* _Exercise text_:
Segment Open

Patrick Melton is an American screenwriter, producer and novelist.

==Film career==
In 2004, Melton won the third season of Project Greenlight, along with Marcus Dunstan and John Gulager. The television show premiered on Bravo and resulted in the horror/comedy film Feast and two sequels followed, Feast II: Sloppy Seconds and Feast III: The Happy Finish. However, it was Melton's involvement with the Saw series, that brought him worldwide recognition and international box office success. He wrote Saw IV, Saw V, Saw VI, and Saw 3D for a worldwide take of nearly $500,000,000. Additionally, Melton wrote the home invasion thriller The Collector, which was directed by Dunstan.

Melton and Dunstan adapted the graphic novel Smoke and Guns by Kirsten Baldock and Fabio Moon.

In the fall of 2006, Dimension Films preemptively acquired a dark and edgy horror/thriller spec script from Melton and Dunstan titled The Neighbor for a six-figures.

Segment Closed

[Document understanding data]

Segment Open

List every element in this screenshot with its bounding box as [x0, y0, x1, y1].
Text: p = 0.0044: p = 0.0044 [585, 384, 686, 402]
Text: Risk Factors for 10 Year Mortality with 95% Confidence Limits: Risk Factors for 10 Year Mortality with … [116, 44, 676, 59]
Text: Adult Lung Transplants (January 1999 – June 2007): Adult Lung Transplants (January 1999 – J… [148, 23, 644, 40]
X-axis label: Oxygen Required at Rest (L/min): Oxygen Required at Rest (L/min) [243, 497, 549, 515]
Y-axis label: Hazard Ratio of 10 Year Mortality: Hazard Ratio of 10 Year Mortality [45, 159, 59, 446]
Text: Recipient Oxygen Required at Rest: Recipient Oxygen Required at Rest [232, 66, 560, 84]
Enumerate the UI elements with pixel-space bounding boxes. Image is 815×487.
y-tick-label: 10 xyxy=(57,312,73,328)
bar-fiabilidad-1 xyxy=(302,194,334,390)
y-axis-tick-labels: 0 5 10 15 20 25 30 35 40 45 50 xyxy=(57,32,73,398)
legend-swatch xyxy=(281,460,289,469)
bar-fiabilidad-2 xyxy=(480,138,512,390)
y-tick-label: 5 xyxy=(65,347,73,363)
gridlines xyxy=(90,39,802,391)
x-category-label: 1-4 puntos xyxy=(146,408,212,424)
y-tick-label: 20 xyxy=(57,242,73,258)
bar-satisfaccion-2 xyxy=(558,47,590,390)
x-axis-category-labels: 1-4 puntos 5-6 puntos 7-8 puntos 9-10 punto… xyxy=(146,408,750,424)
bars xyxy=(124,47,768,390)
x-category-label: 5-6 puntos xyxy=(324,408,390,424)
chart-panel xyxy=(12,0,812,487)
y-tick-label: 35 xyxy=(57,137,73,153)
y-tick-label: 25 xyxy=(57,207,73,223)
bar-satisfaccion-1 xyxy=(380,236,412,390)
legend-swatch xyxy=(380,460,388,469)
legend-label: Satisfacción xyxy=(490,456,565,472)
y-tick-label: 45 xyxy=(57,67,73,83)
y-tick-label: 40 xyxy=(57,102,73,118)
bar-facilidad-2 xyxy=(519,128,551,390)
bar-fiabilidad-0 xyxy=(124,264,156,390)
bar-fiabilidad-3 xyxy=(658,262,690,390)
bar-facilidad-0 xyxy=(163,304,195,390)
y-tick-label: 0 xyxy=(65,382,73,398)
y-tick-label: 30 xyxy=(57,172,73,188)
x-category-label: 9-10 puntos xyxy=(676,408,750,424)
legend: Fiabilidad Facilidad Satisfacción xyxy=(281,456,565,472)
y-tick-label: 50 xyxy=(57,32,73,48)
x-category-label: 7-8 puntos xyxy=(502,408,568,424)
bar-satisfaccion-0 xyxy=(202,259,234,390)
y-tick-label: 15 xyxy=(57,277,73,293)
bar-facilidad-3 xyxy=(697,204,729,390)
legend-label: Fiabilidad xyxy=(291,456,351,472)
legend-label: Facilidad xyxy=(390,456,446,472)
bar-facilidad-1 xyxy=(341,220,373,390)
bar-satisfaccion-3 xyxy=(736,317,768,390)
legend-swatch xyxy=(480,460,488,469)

Segment Closed

* _Exercise prompt_:
In the text on Patrick Melton, what spec script did Dimension Films acquire from Melton and Dunstan in the fall of 2006?

* _Task solution_:
The Neighbor